Copy out everything from the start of the records down to the line containing "y-right-tick-label: 1.0 <box>1457", with both the first and last lines included.

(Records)
--------
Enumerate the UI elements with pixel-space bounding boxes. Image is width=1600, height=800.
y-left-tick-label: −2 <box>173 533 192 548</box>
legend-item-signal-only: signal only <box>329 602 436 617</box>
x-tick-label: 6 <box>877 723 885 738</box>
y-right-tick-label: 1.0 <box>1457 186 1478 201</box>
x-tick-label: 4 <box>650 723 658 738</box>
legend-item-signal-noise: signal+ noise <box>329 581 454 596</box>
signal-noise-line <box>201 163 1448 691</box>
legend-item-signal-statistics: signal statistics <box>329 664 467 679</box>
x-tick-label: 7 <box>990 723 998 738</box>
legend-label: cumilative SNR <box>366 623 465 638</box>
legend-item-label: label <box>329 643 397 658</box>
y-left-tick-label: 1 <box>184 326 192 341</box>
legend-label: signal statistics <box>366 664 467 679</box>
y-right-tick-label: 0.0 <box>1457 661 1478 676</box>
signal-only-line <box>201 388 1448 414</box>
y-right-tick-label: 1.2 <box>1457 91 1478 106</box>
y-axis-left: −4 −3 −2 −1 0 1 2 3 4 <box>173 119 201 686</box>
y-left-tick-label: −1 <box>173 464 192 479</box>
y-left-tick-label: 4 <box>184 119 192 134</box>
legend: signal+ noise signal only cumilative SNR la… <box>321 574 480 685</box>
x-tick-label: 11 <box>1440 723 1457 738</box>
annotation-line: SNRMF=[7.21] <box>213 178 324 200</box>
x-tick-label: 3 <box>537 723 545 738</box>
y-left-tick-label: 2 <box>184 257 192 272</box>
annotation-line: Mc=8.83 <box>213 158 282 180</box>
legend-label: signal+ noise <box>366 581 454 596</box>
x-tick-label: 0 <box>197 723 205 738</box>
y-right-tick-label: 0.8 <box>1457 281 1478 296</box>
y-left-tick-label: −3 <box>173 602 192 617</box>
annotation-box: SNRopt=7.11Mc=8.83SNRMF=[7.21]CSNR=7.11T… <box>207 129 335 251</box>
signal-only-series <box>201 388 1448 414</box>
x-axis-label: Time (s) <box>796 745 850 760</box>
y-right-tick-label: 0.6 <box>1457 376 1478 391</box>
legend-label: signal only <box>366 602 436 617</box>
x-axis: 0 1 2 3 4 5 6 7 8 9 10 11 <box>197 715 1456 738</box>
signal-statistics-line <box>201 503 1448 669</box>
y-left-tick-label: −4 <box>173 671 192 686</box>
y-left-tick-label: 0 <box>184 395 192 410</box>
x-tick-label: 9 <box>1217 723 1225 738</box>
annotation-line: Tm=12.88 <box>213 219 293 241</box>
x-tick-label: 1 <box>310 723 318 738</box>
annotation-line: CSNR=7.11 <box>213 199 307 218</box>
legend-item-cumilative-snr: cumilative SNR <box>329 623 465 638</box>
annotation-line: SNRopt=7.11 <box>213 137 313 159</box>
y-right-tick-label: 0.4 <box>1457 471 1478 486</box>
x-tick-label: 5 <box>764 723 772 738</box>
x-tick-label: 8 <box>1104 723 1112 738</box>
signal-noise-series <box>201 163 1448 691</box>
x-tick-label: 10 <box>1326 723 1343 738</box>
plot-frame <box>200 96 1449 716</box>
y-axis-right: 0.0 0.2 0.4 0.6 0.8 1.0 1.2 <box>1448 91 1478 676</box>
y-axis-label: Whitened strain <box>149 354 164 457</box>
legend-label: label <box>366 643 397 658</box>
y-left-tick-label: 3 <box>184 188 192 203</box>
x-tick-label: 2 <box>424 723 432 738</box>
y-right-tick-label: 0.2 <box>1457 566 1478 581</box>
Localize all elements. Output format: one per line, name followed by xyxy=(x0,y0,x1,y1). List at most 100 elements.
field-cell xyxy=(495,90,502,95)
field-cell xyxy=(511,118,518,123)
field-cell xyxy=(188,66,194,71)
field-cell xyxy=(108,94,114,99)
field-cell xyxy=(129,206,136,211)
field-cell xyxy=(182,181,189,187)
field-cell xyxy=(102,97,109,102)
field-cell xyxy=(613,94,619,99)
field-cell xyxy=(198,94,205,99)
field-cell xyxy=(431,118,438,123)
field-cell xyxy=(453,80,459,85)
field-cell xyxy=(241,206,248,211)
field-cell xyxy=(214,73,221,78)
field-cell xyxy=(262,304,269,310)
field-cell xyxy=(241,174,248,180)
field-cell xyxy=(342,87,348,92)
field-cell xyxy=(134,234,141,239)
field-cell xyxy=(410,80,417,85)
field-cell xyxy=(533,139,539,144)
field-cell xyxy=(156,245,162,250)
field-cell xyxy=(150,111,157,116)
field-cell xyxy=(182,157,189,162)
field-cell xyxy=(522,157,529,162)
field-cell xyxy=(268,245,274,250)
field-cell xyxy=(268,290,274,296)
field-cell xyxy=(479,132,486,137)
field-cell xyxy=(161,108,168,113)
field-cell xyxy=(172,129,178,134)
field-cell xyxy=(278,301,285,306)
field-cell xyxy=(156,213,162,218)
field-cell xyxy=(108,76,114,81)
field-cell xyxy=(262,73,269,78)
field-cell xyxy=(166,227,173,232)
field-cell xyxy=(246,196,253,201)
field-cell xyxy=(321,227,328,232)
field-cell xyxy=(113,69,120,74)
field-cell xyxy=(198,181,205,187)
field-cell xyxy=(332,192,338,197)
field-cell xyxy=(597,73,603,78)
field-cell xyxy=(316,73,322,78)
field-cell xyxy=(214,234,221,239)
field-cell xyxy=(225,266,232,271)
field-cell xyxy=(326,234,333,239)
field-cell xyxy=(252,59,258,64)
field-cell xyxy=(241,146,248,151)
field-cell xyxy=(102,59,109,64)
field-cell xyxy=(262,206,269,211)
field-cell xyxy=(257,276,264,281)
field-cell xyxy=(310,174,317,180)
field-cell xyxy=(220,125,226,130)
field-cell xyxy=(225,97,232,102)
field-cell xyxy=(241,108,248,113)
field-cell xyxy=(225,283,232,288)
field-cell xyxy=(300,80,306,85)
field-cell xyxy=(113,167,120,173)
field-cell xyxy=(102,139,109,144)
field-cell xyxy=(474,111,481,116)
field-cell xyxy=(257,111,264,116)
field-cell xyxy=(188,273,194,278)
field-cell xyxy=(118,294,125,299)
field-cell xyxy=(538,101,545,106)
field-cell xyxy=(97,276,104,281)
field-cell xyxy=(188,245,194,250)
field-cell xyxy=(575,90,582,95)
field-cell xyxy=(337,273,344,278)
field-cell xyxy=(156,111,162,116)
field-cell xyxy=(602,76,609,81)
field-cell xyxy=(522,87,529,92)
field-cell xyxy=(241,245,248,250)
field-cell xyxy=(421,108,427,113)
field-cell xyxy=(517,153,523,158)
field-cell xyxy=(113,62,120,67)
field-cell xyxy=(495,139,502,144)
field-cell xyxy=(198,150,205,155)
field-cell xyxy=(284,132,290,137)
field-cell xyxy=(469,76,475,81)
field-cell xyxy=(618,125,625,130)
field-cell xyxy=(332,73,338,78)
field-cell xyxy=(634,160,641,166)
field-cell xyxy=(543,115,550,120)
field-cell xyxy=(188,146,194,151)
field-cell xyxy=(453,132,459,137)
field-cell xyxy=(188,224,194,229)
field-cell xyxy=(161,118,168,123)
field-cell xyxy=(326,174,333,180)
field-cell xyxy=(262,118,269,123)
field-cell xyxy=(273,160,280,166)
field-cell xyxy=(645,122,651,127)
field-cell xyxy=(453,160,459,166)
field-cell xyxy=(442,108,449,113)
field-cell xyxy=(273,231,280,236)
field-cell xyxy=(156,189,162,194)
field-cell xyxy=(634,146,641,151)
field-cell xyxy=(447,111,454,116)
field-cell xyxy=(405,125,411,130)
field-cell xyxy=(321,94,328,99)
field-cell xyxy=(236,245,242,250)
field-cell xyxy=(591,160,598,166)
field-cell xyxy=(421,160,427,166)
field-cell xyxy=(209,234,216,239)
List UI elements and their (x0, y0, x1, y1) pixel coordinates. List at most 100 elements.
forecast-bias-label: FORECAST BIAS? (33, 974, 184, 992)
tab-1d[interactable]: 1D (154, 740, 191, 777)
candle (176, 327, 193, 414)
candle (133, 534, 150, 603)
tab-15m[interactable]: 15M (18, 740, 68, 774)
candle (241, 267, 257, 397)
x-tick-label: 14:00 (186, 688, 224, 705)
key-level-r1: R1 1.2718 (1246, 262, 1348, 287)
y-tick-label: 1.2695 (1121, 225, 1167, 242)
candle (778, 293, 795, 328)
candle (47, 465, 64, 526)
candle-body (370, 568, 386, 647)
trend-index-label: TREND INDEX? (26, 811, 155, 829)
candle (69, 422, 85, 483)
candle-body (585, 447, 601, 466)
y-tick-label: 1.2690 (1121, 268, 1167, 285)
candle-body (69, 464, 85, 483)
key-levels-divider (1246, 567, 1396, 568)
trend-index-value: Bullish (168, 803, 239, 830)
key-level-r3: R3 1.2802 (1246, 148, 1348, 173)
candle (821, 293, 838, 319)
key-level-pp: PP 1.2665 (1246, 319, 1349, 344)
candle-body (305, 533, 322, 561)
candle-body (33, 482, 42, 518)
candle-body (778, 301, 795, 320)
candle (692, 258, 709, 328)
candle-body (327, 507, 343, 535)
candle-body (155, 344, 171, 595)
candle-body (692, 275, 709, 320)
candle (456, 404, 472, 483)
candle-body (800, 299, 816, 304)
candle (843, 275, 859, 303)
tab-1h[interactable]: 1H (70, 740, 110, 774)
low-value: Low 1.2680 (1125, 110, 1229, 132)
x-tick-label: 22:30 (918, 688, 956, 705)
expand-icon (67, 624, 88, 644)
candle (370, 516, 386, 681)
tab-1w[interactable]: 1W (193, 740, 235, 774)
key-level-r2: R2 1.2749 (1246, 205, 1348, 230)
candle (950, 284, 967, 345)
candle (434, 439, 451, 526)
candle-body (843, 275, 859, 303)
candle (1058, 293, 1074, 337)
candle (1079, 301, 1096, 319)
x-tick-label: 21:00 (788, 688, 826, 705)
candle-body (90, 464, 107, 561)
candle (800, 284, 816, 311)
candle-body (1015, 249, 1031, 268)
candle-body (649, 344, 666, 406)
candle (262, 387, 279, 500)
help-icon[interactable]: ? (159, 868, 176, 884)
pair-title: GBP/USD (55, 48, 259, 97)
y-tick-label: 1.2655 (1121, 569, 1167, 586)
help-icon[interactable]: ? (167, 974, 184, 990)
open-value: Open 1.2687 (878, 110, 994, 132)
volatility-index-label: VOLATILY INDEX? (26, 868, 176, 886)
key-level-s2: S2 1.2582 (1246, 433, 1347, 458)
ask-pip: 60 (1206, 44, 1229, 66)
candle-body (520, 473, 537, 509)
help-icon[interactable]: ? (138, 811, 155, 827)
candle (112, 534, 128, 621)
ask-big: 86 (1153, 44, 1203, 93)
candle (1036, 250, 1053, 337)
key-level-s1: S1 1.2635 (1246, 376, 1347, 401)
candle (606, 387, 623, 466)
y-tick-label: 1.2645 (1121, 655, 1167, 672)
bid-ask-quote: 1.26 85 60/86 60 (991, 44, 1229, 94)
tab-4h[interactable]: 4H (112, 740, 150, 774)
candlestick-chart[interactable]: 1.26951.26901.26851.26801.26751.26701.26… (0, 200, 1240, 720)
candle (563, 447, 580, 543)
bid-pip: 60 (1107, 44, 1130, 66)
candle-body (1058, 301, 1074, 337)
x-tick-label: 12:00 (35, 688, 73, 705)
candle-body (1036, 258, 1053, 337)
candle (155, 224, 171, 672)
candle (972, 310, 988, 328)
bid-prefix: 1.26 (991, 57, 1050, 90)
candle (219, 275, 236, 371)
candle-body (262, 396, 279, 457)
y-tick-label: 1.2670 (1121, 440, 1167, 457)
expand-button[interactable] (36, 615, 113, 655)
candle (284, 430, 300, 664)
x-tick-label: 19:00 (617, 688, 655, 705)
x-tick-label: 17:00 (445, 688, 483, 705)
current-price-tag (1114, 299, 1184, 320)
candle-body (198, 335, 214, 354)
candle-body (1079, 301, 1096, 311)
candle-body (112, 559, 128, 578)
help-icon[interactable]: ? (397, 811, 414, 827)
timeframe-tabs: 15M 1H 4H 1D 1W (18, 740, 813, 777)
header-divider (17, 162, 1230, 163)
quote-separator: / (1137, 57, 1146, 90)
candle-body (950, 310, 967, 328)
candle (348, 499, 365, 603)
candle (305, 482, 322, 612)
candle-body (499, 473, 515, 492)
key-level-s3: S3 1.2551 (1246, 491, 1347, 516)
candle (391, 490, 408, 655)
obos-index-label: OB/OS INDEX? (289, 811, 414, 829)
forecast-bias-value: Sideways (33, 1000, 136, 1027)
--------
**Task result:**
Enumerate the UI elements with pixel-space bounding boxes. Image is width=1600, height=800.
y-left-tick-label: −2 <box>173 533 192 548</box>
legend-item-signal-only: signal only <box>329 602 436 617</box>
x-tick-label: 6 <box>877 723 885 738</box>
y-right-tick-label: 1.0 <box>1457 186 1478 201</box>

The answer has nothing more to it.